◆ Data for this task:
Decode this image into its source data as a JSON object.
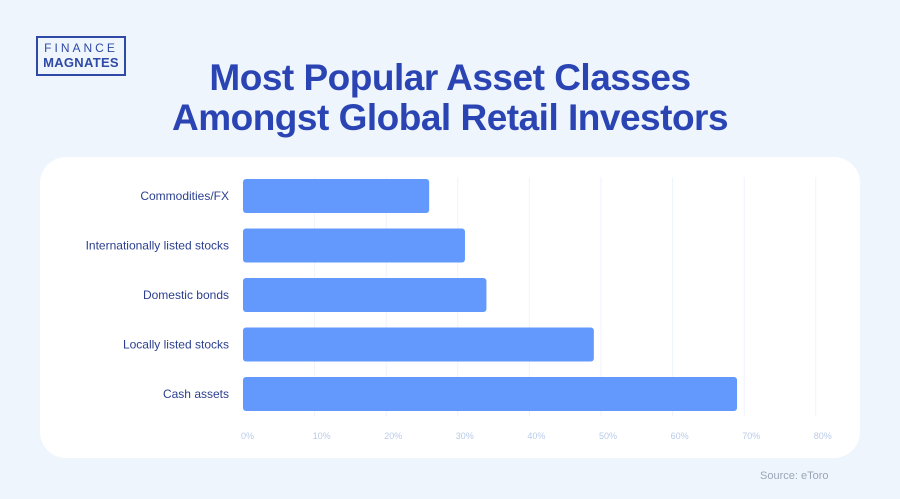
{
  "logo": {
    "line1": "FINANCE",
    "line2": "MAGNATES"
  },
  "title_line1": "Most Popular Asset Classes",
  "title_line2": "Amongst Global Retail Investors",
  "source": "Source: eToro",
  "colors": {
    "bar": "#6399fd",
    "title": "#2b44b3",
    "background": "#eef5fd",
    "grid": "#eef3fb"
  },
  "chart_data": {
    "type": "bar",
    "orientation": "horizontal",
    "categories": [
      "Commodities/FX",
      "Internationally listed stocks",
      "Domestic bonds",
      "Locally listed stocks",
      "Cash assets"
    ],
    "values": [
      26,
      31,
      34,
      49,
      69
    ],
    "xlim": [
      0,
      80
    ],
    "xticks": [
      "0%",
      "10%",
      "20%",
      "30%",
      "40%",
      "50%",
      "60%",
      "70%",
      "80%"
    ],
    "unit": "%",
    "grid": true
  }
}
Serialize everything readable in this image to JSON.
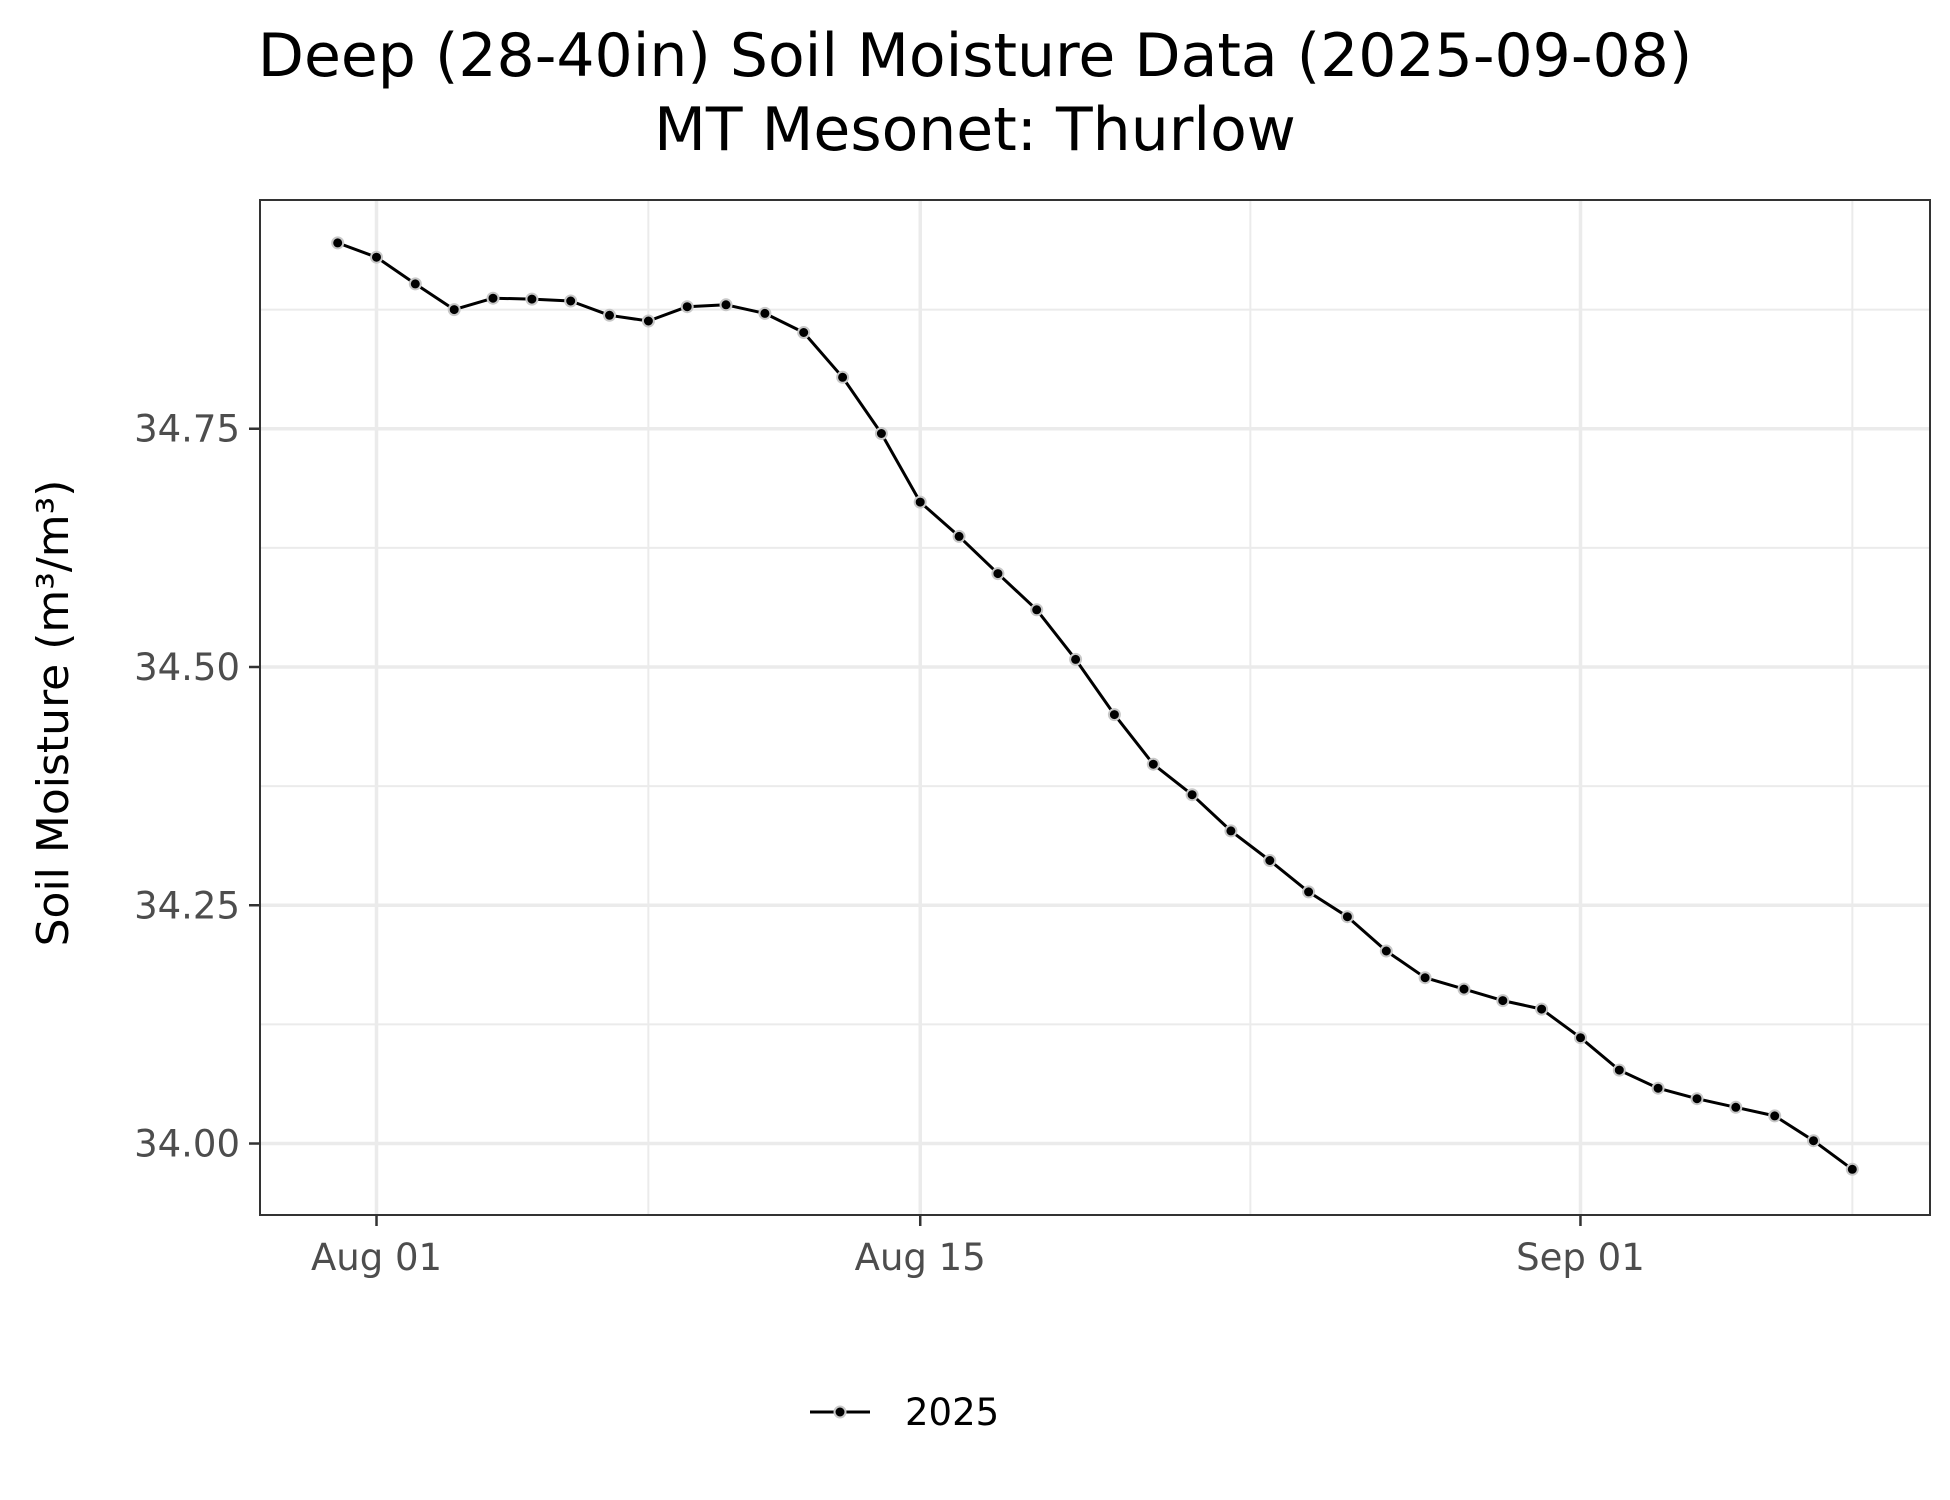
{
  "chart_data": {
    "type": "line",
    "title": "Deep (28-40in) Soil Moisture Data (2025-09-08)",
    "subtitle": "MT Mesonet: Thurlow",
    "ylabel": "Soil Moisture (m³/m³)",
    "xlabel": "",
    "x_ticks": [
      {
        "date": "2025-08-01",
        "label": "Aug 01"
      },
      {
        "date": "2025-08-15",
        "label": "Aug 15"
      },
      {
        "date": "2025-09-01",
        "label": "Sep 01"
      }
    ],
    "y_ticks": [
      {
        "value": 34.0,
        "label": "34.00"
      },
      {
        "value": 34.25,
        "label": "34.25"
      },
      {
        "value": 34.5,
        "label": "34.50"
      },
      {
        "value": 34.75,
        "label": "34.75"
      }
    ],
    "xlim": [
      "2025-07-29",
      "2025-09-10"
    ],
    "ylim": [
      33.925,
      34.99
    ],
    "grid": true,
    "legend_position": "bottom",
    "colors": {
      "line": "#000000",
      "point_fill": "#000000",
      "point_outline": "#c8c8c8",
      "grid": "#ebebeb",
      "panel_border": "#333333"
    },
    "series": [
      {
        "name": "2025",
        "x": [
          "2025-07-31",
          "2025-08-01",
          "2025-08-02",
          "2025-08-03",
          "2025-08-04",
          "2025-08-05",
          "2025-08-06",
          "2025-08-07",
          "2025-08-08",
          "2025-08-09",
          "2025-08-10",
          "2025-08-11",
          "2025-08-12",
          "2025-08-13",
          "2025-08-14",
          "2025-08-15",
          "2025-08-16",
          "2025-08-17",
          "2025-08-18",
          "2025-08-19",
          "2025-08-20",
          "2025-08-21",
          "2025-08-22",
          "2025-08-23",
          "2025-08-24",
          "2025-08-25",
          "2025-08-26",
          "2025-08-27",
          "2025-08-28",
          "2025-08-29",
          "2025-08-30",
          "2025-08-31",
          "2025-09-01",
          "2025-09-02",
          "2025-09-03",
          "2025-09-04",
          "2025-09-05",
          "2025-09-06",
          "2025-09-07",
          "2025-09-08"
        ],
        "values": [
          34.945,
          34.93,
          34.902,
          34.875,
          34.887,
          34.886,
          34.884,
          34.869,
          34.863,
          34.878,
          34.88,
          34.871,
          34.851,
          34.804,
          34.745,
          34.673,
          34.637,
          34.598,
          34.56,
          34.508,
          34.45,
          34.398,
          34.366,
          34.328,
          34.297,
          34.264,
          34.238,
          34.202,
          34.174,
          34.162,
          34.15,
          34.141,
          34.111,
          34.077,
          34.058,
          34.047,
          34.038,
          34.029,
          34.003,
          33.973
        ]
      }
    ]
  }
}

◆ Goal of the exercise:
Go through the data and gather every line that holds "image".

◆ Completed exercise:
Decode this image into its source data as a JSON object.
Serialize everything readable in this image to JSON.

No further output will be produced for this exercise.